RECORDS SUPPLIED:
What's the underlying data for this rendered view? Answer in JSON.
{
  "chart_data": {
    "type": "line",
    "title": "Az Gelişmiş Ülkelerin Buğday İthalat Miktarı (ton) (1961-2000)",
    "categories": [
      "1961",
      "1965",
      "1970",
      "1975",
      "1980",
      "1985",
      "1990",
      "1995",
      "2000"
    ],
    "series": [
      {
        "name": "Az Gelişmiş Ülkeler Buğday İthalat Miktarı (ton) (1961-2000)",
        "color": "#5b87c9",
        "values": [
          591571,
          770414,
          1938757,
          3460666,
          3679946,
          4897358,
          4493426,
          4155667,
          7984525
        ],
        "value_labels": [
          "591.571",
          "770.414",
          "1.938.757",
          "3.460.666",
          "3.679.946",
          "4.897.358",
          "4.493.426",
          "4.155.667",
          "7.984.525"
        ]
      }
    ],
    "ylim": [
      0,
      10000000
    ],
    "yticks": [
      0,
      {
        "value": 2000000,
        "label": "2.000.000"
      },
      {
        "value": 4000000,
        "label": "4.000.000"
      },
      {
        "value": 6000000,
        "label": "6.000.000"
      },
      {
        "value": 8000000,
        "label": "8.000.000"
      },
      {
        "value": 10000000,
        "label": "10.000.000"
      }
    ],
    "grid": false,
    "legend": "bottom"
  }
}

TO DO:
Find every line in the entries that includes the word "Gelişmiş", then state how many there are and nothing else.

SOLUTION BELOW:
2